◆ Task to carry out: Copy out, unchanged, the lines from the start of the records through the line containing "397, 402, 416]", inclusive.

(Raw records)
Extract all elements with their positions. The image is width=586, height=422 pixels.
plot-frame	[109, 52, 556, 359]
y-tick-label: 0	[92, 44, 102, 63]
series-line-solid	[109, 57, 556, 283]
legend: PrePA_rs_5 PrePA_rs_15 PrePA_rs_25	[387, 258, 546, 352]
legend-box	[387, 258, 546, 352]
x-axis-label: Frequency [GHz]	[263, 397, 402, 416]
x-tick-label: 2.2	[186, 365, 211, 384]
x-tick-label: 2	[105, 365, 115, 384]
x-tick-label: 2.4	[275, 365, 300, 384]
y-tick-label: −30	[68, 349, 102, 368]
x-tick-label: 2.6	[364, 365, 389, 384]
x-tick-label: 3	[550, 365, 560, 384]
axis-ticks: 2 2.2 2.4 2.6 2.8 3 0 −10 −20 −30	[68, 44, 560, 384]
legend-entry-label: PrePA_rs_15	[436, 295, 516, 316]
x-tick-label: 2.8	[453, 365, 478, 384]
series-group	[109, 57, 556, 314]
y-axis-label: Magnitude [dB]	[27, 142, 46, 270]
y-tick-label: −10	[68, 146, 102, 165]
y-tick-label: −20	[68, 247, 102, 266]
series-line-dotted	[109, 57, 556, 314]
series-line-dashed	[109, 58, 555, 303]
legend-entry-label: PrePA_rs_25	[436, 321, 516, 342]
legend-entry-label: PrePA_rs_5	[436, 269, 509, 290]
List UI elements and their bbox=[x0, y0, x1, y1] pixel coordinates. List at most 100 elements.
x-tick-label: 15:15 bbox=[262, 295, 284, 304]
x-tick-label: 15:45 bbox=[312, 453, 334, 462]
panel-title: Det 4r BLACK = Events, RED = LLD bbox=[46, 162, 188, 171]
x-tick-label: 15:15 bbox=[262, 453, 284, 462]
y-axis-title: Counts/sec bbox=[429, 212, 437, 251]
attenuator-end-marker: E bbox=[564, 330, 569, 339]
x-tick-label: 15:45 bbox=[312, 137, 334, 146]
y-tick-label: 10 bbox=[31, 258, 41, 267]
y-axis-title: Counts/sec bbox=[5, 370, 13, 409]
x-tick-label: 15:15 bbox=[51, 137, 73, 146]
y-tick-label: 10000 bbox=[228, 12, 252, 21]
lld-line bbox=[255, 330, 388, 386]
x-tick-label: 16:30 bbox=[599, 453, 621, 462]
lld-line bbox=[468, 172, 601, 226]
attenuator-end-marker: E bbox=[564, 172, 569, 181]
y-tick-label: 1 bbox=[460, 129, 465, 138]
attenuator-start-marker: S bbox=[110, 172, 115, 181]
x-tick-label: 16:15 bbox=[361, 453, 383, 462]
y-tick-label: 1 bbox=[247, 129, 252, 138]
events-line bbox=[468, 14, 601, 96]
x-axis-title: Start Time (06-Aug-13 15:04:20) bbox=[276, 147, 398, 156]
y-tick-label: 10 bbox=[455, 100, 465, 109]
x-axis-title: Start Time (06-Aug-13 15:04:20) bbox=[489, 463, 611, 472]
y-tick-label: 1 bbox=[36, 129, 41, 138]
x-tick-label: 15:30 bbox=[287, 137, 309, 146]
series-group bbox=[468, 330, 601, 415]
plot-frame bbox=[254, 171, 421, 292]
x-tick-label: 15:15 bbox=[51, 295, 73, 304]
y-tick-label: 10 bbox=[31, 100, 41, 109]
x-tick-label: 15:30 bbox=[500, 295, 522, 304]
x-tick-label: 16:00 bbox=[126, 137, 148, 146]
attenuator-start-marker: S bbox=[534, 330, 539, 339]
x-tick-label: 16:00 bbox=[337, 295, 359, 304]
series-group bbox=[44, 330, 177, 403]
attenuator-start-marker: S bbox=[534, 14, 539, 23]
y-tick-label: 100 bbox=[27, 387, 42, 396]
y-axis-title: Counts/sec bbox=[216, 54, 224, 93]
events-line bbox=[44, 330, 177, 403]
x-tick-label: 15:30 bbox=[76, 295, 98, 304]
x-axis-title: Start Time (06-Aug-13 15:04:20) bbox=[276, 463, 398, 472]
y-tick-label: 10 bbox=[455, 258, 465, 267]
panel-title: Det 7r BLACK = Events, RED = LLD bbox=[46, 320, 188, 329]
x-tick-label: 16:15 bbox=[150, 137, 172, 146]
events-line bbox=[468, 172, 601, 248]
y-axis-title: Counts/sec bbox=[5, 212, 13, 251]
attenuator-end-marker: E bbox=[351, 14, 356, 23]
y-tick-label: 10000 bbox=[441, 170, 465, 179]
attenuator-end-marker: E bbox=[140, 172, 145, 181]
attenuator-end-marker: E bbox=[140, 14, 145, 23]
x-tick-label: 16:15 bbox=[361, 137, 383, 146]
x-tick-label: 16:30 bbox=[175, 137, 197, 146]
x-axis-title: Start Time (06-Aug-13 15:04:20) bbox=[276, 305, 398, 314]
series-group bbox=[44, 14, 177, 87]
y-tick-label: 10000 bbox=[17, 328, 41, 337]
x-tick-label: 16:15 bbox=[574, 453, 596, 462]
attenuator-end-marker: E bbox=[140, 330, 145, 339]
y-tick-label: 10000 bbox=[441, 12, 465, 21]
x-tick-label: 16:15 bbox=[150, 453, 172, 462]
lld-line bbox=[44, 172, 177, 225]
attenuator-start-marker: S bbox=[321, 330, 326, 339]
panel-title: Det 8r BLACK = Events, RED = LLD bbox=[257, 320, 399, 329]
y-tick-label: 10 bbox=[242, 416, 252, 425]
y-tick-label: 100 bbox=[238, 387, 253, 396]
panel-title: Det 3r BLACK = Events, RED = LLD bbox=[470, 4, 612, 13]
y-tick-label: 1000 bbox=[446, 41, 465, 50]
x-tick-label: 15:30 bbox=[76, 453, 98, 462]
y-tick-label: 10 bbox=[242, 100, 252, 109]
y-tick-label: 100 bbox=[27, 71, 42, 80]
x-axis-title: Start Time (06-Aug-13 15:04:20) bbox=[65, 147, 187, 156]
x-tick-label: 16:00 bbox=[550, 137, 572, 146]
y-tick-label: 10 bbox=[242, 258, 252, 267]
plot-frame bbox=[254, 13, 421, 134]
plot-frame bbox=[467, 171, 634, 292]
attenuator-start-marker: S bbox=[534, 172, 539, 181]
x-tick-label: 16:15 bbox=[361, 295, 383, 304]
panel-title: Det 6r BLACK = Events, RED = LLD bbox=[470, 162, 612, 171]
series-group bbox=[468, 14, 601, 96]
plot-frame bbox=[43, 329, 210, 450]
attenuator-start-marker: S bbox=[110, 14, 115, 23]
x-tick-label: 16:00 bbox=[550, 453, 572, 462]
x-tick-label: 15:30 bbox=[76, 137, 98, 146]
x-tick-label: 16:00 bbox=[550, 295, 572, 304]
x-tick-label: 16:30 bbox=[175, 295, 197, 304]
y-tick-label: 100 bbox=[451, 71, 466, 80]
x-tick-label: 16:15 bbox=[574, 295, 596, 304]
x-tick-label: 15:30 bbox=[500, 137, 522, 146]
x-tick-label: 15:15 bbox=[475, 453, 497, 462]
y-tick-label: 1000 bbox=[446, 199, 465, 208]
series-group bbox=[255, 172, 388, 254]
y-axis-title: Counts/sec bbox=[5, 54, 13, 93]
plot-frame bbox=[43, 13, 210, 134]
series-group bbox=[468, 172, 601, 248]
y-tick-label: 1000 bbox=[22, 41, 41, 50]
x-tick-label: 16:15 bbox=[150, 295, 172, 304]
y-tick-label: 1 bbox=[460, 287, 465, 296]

◆ Exercise solution:
Extract all elements with their positions. The image is width=586, height=422 pixels.
plot-frame	[109, 52, 556, 359]
y-tick-label: 0	[92, 44, 102, 63]
series-line-solid	[109, 57, 556, 283]
legend: PrePA_rs_5 PrePA_rs_15 PrePA_rs_25	[387, 258, 546, 352]
legend-box	[387, 258, 546, 352]
x-axis-label: Frequency [GHz]	[263, 397, 402, 416]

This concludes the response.